### TASK DESCRIPTION
All entries are to be quoted exactly; the images stay out of the copy.

### MATERIAL FOR THIS TASK
* * * * *

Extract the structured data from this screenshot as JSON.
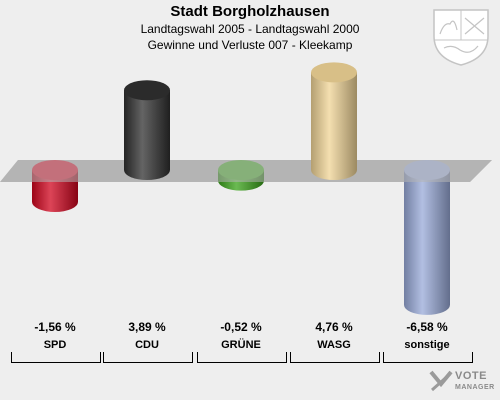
{
  "header": {
    "title": "Stadt Borgholzhausen",
    "subtitle": "Landtagswahl 2005 - Landtagswahl 2000",
    "subtitle2": "Gewinne und Verluste 007 - Kleekamp"
  },
  "chart_data": {
    "type": "bar",
    "categories": [
      "SPD",
      "CDU",
      "GRÜNE",
      "WASG",
      "sonstige"
    ],
    "values": [
      -1.56,
      3.89,
      -0.52,
      4.76,
      -6.58
    ],
    "value_labels": [
      "-1,56 %",
      "3,89 %",
      "-0,52 %",
      "4,76 %",
      "-6,58 %"
    ],
    "colors": [
      "#d0051f",
      "#303030",
      "#3aa31a",
      "#f0d496",
      "#98a9d8"
    ],
    "ylim": [
      -6.58,
      4.76
    ],
    "grid": false,
    "legend": "none"
  },
  "branding": {
    "logo_line1": "VOTE",
    "logo_line2": "MANAGER",
    "crest": "coat-of-arms-icon"
  }
}
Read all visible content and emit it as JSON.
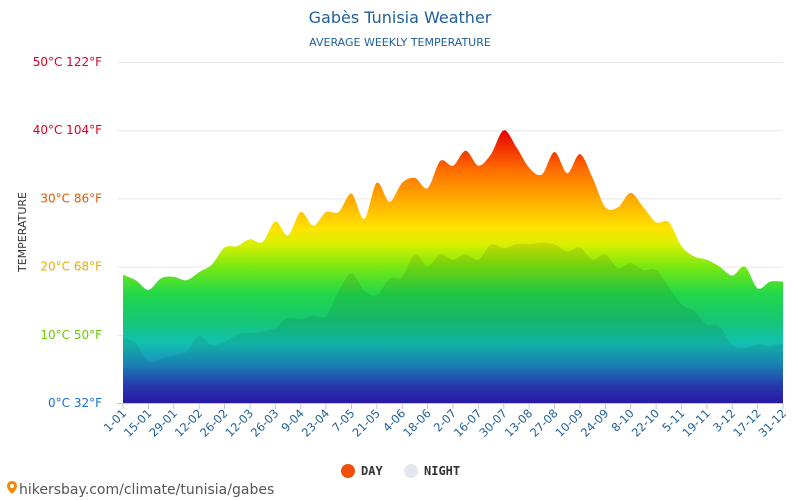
{
  "source_text": "hikersbay.com/climate/tunisia/gabes",
  "chart_data": {
    "type": "area",
    "title": "Gabès Tunisia Weather",
    "subtitle": "AVERAGE WEEKLY TEMPERATURE",
    "ylabel": "TEMPERATURE",
    "ylim": [
      0,
      50
    ],
    "grid": true,
    "legend_position": "bottom-center",
    "y_ticks": [
      {
        "value": 0,
        "label": "0°C 32°F",
        "color": "#1a6fd6"
      },
      {
        "value": 10,
        "label": "10°C 50°F",
        "color": "#66cc00"
      },
      {
        "value": 20,
        "label": "20°C 68°F",
        "color": "#e0b000"
      },
      {
        "value": 30,
        "label": "30°C 86°F",
        "color": "#e05a00"
      },
      {
        "value": 40,
        "label": "40°C 104°F",
        "color": "#e00020"
      },
      {
        "value": 50,
        "label": "50°C 122°F",
        "color": "#e00020"
      }
    ],
    "x_tick_labels": [
      "1-01",
      "15-01",
      "29-01",
      "12-02",
      "26-02",
      "12-03",
      "26-03",
      "9-04",
      "23-04",
      "7-05",
      "21-05",
      "4-06",
      "18-06",
      "2-07",
      "16-07",
      "30-07",
      "13-08",
      "27-08",
      "10-09",
      "24-09",
      "8-10",
      "22-10",
      "5-11",
      "19-11",
      "3-12",
      "17-12",
      "31-12"
    ],
    "weeks": 53,
    "series": [
      {
        "name": "DAY",
        "color": "#f04e0c",
        "values": [
          18.8,
          18.0,
          16.6,
          18.3,
          18.5,
          18.0,
          19.2,
          20.3,
          22.8,
          23.0,
          24.0,
          23.6,
          26.6,
          24.6,
          28.0,
          26.0,
          28.0,
          28.0,
          30.7,
          27.0,
          32.3,
          29.5,
          32.3,
          33.0,
          31.5,
          35.5,
          34.8,
          37.0,
          34.8,
          36.5,
          40.0,
          37.5,
          34.5,
          33.5,
          36.8,
          33.7,
          36.5,
          33.0,
          28.7,
          28.7,
          30.8,
          28.7,
          26.5,
          26.5,
          23.0,
          21.5,
          21.0,
          20.0,
          18.7,
          20.0,
          16.8,
          17.8,
          17.8
        ]
      },
      {
        "name": "NIGHT",
        "color": "#e3e8ef",
        "values": [
          9.4,
          8.8,
          6.0,
          6.5,
          7.0,
          7.5,
          9.8,
          8.5,
          9.0,
          10.0,
          10.3,
          10.5,
          11.0,
          12.5,
          12.3,
          12.8,
          12.8,
          16.5,
          19.0,
          16.5,
          15.8,
          18.2,
          18.5,
          21.8,
          20.0,
          21.8,
          21.0,
          21.8,
          21.0,
          23.2,
          22.7,
          23.3,
          23.3,
          23.5,
          23.3,
          22.2,
          22.8,
          21.0,
          21.8,
          19.8,
          20.5,
          19.5,
          19.5,
          17.0,
          14.5,
          13.5,
          11.5,
          11.2,
          8.5,
          8.0,
          8.6,
          8.3,
          8.8
        ]
      }
    ]
  }
}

* * * * *

### TASK RESPONSE
Extract the structured data from this screenshot as JSON.
{
  "header": {
    "title": "Stadt Borgholzhausen",
    "subtitle": "Landtagswahl 2005 - Landtagswahl 2000",
    "subtitle2": "Gewinne und Verluste 007 - Kleekamp"
  },
  "chart_data": {
    "type": "bar",
    "categories": [
      "SPD",
      "CDU",
      "GRÜNE",
      "WASG",
      "sonstige"
    ],
    "values": [
      -1.56,
      3.89,
      -0.52,
      4.76,
      -6.58
    ],
    "value_labels": [
      "-1,56 %",
      "3,89 %",
      "-0,52 %",
      "4,76 %",
      "-6,58 %"
    ],
    "colors": [
      "#d0051f",
      "#303030",
      "#3aa31a",
      "#f0d496",
      "#98a9d8"
    ],
    "ylim": [
      -6.58,
      4.76
    ],
    "grid": false,
    "legend": "none"
  },
  "branding": {
    "logo_line1": "VOTE",
    "logo_line2": "MANAGER",
    "crest": "coat-of-arms-icon"
  }
}
Read all visible content and emit it as JSON.
{
  "source_text": "hikersbay.com/climate/tunisia/gabes",
  "chart_data": {
    "type": "area",
    "title": "Gabès Tunisia Weather",
    "subtitle": "AVERAGE WEEKLY TEMPERATURE",
    "ylabel": "TEMPERATURE",
    "ylim": [
      0,
      50
    ],
    "grid": true,
    "legend_position": "bottom-center",
    "y_ticks": [
      {
        "value": 0,
        "label": "0°C 32°F",
        "color": "#1a6fd6"
      },
      {
        "value": 10,
        "label": "10°C 50°F",
        "color": "#66cc00"
      },
      {
        "value": 20,
        "label": "20°C 68°F",
        "color": "#e0b000"
      },
      {
        "value": 30,
        "label": "30°C 86°F",
        "color": "#e05a00"
      },
      {
        "value": 40,
        "label": "40°C 104°F",
        "color": "#e00020"
      },
      {
        "value": 50,
        "label": "50°C 122°F",
        "color": "#e00020"
      }
    ],
    "x_tick_labels": [
      "1-01",
      "15-01",
      "29-01",
      "12-02",
      "26-02",
      "12-03",
      "26-03",
      "9-04",
      "23-04",
      "7-05",
      "21-05",
      "4-06",
      "18-06",
      "2-07",
      "16-07",
      "30-07",
      "13-08",
      "27-08",
      "10-09",
      "24-09",
      "8-10",
      "22-10",
      "5-11",
      "19-11",
      "3-12",
      "17-12",
      "31-12"
    ],
    "weeks": 53,
    "series": [
      {
        "name": "DAY",
        "color": "#f04e0c",
        "values": [
          18.8,
          18.0,
          16.6,
          18.3,
          18.5,
          18.0,
          19.2,
          20.3,
          22.8,
          23.0,
          24.0,
          23.6,
          26.6,
          24.6,
          28.0,
          26.0,
          28.0,
          28.0,
          30.7,
          27.0,
          32.3,
          29.5,
          32.3,
          33.0,
          31.5,
          35.5,
          34.8,
          37.0,
          34.8,
          36.5,
          40.0,
          37.5,
          34.5,
          33.5,
          36.8,
          33.7,
          36.5,
          33.0,
          28.7,
          28.7,
          30.8,
          28.7,
          26.5,
          26.5,
          23.0,
          21.5,
          21.0,
          20.0,
          18.7,
          20.0,
          16.8,
          17.8,
          17.8
        ]
      },
      {
        "name": "NIGHT",
        "color": "#e3e8ef",
        "values": [
          9.4,
          8.8,
          6.0,
          6.5,
          7.0,
          7.5,
          9.8,
          8.5,
          9.0,
          10.0,
          10.3,
          10.5,
          11.0,
          12.5,
          12.3,
          12.8,
          12.8,
          16.5,
          19.0,
          16.5,
          15.8,
          18.2,
          18.5,
          21.8,
          20.0,
          21.8,
          21.0,
          21.8,
          21.0,
          23.2,
          22.7,
          23.3,
          23.3,
          23.5,
          23.3,
          22.2,
          22.8,
          21.0,
          21.8,
          19.8,
          20.5,
          19.5,
          19.5,
          17.0,
          14.5,
          13.5,
          11.5,
          11.2,
          8.5,
          8.0,
          8.6,
          8.3,
          8.8
        ]
      }
    ]
  }
}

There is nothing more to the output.